■ **PROMPT**
Images are excluded; otherwise, output every record exactly.

'''

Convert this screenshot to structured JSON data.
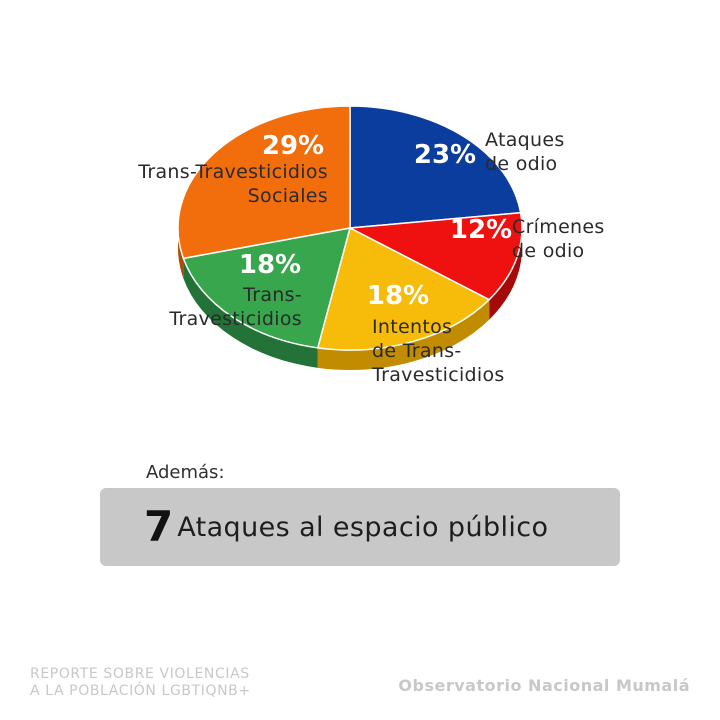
{
  "chart_data": {
    "type": "pie",
    "style": "3d-tilted",
    "slices": [
      {
        "label_lines": [
          "Ataques",
          "de odio"
        ],
        "value": 23,
        "pct_label": "23%",
        "color": "#0b3d9e",
        "side_color": "#082a70"
      },
      {
        "label_lines": [
          "Crímenes",
          "de odio"
        ],
        "value": 12,
        "pct_label": "12%",
        "color": "#ef1010",
        "side_color": "#a50a0a"
      },
      {
        "label_lines": [
          "Intentos",
          "de Trans-",
          "Travesticidios"
        ],
        "value": 18,
        "pct_label": "18%",
        "color": "#f7bb0a",
        "side_color": "#c28c00"
      },
      {
        "label_lines": [
          "Trans-",
          "Travesticidios"
        ],
        "value": 18,
        "pct_label": "18%",
        "color": "#37a64c",
        "side_color": "#237238"
      },
      {
        "label_lines": [
          "Trans-Travesticidios",
          "Sociales"
        ],
        "value": 29,
        "pct_label": "29%",
        "color": "#f26d0c",
        "side_color": "#b04a05"
      }
    ]
  },
  "extra": {
    "intro": "Además:",
    "number": "7",
    "text": "Ataques al espacio público",
    "box_color": "#c8c8c8"
  },
  "footer": {
    "report_line1": "REPORTE SOBRE VIOLENCIAS",
    "report_line2": "A LA POBLACIÓN LGBTIQNB+",
    "org": "Observatorio Nacional Mumalá"
  }
}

'''

■ **EXERCISE OUTPUT**
Convert this screenshot to structured JSON data.
{
  "chart_data": {
    "type": "pie",
    "style": "3d-tilted",
    "slices": [
      {
        "label_lines": [
          "Ataques",
          "de odio"
        ],
        "value": 23,
        "pct_label": "23%",
        "color": "#0b3d9e",
        "side_color": "#082a70"
      },
      {
        "label_lines": [
          "Crímenes",
          "de odio"
        ],
        "value": 12,
        "pct_label": "12%",
        "color": "#ef1010",
        "side_color": "#a50a0a"
      },
      {
        "label_lines": [
          "Intentos",
          "de Trans-",
          "Travesticidios"
        ],
        "value": 18,
        "pct_label": "18%",
        "color": "#f7bb0a",
        "side_color": "#c28c00"
      },
      {
        "label_lines": [
          "Trans-",
          "Travesticidios"
        ],
        "value": 18,
        "pct_label": "18%",
        "color": "#37a64c",
        "side_color": "#237238"
      },
      {
        "label_lines": [
          "Trans-Travesticidios",
          "Sociales"
        ],
        "value": 29,
        "pct_label": "29%",
        "color": "#f26d0c",
        "side_color": "#b04a05"
      }
    ]
  },
  "extra": {
    "intro": "Además:",
    "number": "7",
    "text": "Ataques al espacio público",
    "box_color": "#c8c8c8"
  },
  "footer": {
    "report_line1": "REPORTE SOBRE VIOLENCIAS",
    "report_line2": "A LA POBLACIÓN LGBTIQNB+",
    "org": "Observatorio Nacional Mumalá"
  }
}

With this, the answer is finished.